Stated exercise
Return every line of the data below that includes the string "unsigned".

[Start Material for the task]

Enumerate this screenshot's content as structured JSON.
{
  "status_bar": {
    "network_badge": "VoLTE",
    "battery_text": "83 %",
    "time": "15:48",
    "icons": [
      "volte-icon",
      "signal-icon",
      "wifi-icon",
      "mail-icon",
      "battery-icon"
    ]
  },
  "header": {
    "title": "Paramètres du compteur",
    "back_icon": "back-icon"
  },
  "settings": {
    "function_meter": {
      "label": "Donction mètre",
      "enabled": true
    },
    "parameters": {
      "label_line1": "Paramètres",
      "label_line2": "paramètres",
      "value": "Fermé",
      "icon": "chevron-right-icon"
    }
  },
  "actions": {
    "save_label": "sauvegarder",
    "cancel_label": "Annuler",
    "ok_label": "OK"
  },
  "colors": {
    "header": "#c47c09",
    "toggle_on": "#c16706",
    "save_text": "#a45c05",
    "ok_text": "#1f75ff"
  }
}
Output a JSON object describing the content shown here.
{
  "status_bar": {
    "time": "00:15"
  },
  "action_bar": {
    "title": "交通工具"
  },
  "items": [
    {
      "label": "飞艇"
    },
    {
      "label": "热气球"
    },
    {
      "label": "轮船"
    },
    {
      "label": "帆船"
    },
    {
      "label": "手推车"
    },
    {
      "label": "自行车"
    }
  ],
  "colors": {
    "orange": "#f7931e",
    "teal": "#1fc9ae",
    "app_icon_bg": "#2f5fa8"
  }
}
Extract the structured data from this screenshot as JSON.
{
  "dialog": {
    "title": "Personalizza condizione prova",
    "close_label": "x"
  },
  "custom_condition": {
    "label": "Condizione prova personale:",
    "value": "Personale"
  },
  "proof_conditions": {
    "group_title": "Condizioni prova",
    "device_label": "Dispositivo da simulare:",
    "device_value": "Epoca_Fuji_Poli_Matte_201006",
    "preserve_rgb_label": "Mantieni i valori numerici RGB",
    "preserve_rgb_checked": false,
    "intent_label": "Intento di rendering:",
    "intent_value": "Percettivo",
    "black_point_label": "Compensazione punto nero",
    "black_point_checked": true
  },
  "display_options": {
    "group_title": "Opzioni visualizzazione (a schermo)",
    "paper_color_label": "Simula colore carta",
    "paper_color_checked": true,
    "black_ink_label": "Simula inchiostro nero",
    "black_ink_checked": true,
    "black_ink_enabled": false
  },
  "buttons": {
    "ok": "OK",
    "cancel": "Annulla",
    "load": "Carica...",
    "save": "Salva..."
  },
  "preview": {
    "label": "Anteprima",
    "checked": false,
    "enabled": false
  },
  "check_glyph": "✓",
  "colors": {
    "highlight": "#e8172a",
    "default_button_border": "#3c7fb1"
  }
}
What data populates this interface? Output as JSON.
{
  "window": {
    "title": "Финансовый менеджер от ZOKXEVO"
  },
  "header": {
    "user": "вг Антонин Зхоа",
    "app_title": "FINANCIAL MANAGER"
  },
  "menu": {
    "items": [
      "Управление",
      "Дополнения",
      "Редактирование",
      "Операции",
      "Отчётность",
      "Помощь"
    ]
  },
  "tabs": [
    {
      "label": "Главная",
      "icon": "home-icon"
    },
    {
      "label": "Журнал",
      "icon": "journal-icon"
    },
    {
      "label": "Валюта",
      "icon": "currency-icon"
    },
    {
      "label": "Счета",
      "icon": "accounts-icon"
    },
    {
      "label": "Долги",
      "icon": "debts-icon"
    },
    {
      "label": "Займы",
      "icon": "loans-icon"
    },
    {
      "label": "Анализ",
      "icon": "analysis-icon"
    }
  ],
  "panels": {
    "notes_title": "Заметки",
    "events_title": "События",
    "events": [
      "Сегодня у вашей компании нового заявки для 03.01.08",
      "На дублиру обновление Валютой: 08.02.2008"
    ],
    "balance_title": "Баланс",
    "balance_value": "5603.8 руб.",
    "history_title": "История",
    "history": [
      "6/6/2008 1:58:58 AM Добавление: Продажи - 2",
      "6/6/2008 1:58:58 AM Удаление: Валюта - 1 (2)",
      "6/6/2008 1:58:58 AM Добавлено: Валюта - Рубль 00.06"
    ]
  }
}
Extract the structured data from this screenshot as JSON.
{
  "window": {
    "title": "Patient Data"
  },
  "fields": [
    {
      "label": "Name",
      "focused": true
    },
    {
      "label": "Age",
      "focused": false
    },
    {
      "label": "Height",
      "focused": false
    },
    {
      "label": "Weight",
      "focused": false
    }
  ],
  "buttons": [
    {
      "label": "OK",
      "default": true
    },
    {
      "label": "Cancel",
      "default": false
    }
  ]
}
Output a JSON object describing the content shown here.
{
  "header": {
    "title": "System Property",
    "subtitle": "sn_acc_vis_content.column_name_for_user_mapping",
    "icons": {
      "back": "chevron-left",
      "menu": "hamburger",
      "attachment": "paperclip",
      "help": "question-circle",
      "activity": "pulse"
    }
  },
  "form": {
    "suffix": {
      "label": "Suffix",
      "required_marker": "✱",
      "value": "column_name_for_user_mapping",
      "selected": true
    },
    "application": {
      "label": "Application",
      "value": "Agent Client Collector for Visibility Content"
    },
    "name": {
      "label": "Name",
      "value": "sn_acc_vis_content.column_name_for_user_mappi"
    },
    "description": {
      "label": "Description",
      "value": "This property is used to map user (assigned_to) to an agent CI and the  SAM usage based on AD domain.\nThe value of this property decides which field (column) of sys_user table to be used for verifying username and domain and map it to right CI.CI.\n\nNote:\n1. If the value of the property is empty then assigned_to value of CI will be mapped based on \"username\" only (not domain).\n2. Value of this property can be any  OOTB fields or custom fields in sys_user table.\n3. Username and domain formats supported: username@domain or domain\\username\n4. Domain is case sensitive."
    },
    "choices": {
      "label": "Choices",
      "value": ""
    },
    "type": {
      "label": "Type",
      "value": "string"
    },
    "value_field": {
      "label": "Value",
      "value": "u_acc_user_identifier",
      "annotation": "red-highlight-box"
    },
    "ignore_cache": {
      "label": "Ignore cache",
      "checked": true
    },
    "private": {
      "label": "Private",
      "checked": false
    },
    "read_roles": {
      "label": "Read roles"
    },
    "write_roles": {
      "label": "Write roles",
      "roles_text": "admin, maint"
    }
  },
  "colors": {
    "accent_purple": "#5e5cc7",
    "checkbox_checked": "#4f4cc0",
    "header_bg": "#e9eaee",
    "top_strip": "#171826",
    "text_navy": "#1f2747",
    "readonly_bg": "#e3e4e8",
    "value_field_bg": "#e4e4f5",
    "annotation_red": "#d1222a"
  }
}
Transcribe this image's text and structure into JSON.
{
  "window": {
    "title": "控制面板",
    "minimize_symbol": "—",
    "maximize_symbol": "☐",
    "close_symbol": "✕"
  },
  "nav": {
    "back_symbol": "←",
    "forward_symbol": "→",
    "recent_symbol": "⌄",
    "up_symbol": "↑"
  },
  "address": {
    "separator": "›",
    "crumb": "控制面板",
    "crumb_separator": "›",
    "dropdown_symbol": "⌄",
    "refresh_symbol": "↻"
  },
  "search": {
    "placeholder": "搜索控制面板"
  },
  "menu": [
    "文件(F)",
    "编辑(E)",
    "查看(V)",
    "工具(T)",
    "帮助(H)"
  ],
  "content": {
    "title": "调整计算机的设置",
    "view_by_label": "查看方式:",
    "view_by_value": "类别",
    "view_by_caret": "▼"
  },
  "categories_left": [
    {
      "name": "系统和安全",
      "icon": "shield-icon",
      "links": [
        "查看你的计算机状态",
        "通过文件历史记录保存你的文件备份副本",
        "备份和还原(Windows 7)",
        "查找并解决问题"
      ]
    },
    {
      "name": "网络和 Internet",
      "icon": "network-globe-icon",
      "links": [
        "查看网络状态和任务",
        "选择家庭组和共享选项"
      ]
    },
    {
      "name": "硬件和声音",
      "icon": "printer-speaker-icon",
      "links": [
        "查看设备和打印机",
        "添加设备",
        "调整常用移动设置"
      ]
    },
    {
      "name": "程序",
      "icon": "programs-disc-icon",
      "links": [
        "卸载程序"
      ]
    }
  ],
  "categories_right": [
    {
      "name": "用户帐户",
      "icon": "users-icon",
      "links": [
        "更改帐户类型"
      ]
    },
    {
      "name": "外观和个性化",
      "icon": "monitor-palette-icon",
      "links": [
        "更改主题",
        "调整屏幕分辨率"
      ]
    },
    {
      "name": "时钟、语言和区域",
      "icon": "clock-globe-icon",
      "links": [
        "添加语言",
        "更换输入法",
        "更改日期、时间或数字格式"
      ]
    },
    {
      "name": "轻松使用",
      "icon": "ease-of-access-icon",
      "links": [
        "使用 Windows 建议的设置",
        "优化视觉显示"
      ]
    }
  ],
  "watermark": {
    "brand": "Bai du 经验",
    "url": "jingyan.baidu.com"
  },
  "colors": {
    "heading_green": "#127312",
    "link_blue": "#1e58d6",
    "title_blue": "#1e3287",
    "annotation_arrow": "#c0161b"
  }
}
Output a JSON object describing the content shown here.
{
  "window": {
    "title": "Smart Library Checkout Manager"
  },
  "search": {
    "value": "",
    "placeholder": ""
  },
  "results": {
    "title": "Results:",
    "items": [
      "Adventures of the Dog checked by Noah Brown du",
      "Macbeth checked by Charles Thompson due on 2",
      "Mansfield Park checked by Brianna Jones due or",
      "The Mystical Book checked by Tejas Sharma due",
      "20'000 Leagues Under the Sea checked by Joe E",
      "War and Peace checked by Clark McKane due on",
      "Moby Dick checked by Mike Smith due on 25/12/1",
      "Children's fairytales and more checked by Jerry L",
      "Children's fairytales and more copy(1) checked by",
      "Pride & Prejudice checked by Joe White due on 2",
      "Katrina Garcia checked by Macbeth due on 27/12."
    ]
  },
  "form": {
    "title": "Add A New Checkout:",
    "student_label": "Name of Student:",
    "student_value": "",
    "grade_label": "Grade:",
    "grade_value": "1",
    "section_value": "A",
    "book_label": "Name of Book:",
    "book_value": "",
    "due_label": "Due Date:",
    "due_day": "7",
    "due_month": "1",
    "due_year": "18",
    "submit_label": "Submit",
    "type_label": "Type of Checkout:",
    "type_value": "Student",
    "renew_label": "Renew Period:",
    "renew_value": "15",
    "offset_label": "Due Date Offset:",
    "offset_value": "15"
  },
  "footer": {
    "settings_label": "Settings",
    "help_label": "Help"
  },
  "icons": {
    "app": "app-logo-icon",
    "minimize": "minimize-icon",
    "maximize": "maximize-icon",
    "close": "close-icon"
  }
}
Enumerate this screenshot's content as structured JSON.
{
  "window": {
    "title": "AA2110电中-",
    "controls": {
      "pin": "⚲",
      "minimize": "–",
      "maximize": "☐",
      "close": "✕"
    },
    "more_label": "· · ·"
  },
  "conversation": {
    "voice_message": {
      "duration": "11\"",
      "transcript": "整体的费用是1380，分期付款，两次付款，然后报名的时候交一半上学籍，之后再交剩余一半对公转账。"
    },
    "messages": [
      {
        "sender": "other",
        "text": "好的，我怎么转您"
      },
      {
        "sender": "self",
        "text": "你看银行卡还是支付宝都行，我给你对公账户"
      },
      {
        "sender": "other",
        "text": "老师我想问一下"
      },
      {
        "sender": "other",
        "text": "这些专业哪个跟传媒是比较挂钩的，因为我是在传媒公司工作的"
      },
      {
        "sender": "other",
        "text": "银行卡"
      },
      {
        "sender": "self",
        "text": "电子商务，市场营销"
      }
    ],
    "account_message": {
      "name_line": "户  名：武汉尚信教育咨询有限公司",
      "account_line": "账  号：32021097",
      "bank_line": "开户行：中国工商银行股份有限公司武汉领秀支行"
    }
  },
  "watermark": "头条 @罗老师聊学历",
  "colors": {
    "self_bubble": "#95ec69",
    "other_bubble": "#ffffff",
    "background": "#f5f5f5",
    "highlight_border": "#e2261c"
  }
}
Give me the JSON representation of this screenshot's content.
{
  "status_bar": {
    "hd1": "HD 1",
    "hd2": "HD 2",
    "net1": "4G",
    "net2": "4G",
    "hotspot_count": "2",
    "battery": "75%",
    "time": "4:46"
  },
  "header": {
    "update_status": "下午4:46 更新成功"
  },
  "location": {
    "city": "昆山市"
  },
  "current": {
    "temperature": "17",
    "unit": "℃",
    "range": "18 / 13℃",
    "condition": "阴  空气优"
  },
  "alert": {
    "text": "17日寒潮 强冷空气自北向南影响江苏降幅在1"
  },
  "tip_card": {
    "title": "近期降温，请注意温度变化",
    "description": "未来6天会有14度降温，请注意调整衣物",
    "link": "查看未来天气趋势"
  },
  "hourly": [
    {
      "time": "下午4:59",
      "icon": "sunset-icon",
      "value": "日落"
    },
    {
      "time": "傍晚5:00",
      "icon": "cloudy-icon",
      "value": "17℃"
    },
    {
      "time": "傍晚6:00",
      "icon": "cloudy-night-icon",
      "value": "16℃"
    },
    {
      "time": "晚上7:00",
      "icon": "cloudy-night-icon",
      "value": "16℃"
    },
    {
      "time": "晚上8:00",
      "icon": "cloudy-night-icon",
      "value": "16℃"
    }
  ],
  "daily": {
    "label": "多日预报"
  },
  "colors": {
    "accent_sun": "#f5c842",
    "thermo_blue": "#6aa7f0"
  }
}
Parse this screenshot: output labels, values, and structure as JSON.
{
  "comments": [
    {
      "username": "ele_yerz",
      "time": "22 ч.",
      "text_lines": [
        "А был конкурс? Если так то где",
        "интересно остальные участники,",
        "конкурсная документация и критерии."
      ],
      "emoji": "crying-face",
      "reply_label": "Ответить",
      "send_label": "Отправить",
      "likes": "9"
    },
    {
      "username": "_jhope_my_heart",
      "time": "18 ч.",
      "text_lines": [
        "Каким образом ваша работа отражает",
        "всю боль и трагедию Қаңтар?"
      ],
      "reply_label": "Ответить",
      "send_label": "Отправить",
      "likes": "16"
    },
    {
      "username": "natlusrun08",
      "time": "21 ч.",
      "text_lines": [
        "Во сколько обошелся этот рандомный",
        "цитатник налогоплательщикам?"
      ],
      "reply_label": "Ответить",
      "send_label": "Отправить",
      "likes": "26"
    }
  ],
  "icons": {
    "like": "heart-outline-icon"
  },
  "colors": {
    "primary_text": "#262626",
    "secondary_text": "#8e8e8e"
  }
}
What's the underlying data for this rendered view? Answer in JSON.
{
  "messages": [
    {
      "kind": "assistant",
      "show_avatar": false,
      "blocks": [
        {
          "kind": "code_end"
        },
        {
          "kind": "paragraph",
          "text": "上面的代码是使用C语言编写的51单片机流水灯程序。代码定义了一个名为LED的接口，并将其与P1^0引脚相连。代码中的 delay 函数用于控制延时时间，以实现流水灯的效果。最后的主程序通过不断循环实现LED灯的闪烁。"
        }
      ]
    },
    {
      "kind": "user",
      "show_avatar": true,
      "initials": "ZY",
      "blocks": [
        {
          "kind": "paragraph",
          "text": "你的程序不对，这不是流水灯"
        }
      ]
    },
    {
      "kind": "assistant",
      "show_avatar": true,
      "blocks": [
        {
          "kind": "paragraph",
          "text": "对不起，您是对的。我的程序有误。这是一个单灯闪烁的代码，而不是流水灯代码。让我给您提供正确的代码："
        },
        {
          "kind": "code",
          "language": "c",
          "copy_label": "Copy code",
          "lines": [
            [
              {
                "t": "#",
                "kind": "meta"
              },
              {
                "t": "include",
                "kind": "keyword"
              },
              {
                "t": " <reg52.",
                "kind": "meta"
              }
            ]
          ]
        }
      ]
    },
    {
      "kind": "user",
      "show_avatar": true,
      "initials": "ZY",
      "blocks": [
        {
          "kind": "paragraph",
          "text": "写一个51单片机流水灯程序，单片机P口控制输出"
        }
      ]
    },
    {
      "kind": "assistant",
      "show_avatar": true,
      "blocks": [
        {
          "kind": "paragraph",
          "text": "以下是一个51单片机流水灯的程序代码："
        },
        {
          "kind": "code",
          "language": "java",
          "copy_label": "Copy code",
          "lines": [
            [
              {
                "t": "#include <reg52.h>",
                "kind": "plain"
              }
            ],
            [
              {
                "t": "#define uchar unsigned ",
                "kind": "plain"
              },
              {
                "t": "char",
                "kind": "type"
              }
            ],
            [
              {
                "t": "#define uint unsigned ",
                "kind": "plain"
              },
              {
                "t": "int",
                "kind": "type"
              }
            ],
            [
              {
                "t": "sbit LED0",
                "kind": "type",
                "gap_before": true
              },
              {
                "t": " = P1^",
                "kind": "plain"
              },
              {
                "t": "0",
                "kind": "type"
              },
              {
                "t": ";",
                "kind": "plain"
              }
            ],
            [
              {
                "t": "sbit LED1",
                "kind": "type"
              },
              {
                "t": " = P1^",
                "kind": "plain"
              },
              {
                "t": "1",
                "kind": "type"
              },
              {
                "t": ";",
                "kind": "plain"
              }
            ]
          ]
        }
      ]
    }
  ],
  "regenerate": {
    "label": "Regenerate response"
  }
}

[End Material for the task]

Answer to this exercise
                "t": "#define uchar unsigned ",
                "t": "#define uint unsigned ",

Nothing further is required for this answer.